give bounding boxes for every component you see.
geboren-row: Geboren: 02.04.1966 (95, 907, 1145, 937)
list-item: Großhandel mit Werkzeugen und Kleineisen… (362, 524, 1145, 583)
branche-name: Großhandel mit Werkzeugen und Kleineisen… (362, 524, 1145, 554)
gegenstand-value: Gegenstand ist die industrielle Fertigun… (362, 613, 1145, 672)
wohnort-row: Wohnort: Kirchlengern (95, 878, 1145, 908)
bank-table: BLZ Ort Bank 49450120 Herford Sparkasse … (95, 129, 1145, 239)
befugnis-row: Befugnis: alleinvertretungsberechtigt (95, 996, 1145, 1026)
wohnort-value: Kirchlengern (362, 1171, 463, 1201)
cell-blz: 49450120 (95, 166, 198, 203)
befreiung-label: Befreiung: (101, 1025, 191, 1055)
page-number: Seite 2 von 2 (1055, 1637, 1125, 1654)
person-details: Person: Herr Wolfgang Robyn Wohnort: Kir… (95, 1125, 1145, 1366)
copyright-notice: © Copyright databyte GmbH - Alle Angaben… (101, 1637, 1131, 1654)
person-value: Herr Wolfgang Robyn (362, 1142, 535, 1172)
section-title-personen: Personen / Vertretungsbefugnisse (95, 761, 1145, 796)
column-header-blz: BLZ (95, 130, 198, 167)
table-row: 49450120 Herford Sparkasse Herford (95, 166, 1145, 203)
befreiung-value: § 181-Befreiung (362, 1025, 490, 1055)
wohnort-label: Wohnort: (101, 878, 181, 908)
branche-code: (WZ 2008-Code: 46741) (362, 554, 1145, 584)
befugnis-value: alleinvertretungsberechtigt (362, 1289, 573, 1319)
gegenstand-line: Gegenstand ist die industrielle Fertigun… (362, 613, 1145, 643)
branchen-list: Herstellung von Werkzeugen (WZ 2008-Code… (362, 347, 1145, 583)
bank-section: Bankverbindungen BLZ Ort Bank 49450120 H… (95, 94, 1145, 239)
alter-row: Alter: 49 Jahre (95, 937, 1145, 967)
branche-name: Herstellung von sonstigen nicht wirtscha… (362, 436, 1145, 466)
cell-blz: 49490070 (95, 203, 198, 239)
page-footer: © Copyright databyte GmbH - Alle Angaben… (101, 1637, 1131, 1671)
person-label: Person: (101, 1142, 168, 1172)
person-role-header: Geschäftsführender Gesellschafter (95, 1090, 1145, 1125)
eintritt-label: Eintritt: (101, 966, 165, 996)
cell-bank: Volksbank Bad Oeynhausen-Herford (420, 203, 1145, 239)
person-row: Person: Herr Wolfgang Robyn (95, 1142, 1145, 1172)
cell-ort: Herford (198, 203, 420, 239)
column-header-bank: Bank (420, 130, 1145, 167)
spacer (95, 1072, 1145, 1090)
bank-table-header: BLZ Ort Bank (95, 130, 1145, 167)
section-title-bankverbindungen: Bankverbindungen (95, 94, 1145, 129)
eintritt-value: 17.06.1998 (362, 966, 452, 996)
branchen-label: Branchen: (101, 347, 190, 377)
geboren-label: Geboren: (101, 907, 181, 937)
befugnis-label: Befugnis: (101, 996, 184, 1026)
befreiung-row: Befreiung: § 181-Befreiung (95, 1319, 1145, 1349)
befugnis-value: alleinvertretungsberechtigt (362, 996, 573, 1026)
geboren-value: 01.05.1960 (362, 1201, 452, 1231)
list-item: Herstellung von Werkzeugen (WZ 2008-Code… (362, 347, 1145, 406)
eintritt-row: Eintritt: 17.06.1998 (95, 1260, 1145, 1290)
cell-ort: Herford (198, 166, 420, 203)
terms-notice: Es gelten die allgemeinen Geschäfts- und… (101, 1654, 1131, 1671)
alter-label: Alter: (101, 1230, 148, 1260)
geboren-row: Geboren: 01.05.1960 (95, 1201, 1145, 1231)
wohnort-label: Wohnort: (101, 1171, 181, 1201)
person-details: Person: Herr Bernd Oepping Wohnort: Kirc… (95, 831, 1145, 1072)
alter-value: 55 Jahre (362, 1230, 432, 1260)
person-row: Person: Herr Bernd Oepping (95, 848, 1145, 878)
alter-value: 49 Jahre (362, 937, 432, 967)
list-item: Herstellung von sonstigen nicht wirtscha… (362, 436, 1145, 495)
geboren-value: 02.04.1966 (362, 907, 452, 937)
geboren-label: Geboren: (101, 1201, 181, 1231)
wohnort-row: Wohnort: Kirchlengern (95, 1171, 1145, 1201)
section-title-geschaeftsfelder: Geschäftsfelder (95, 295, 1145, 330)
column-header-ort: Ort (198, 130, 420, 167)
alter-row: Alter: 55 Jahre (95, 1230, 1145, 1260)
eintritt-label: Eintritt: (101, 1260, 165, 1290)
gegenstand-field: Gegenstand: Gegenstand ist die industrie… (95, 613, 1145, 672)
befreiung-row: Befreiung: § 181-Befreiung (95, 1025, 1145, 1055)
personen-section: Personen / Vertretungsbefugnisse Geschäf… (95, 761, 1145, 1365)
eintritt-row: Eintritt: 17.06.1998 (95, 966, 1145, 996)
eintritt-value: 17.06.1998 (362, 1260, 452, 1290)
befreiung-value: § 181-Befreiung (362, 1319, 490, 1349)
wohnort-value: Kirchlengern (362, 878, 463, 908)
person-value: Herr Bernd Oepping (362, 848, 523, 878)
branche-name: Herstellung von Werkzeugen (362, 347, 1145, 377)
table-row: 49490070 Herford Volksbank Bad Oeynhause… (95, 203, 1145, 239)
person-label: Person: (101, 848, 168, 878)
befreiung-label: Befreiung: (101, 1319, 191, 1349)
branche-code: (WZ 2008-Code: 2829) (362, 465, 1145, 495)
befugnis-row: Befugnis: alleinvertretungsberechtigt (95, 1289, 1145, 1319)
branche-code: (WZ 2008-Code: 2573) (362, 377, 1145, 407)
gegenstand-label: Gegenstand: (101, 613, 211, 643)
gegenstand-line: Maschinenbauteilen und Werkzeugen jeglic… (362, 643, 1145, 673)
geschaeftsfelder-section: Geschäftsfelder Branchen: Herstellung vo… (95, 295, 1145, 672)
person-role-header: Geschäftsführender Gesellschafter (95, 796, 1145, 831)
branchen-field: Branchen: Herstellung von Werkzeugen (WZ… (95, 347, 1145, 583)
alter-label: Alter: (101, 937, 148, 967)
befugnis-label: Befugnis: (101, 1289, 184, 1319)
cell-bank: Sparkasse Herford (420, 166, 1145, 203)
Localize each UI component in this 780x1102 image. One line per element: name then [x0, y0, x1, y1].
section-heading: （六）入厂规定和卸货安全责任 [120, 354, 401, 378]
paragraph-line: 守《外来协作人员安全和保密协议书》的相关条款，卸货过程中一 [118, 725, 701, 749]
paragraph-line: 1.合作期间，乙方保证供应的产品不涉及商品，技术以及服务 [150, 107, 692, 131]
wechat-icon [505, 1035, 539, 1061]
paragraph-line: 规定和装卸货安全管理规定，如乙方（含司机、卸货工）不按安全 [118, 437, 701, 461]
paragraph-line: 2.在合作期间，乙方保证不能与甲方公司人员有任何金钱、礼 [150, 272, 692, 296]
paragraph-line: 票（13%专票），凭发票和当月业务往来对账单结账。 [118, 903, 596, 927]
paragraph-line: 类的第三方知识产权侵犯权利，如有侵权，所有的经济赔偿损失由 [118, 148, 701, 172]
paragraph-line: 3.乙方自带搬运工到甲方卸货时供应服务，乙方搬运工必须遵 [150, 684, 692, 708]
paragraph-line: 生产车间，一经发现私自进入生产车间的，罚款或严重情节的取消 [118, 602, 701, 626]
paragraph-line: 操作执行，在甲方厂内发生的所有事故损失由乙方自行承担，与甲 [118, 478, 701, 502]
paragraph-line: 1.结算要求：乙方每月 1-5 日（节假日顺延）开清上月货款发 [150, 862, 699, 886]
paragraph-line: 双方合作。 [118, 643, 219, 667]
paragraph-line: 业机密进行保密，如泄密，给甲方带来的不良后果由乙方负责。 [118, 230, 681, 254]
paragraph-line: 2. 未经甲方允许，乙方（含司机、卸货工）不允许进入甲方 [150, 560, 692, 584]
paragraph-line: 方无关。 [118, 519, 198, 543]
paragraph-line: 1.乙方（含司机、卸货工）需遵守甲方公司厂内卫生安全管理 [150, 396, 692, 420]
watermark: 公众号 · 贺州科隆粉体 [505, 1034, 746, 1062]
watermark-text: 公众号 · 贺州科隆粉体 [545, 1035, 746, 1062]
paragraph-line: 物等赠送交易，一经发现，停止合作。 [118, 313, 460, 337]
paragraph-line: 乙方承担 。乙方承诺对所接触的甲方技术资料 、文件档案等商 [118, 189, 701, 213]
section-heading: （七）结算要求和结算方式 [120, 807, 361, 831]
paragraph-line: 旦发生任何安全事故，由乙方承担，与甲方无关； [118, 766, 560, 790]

→ EXERCISE DIRECTIONS:
Count how many lines of the material above contain the string "贺州科隆粉体". Give only the number.

→ WRITTEN RESPONSE:
2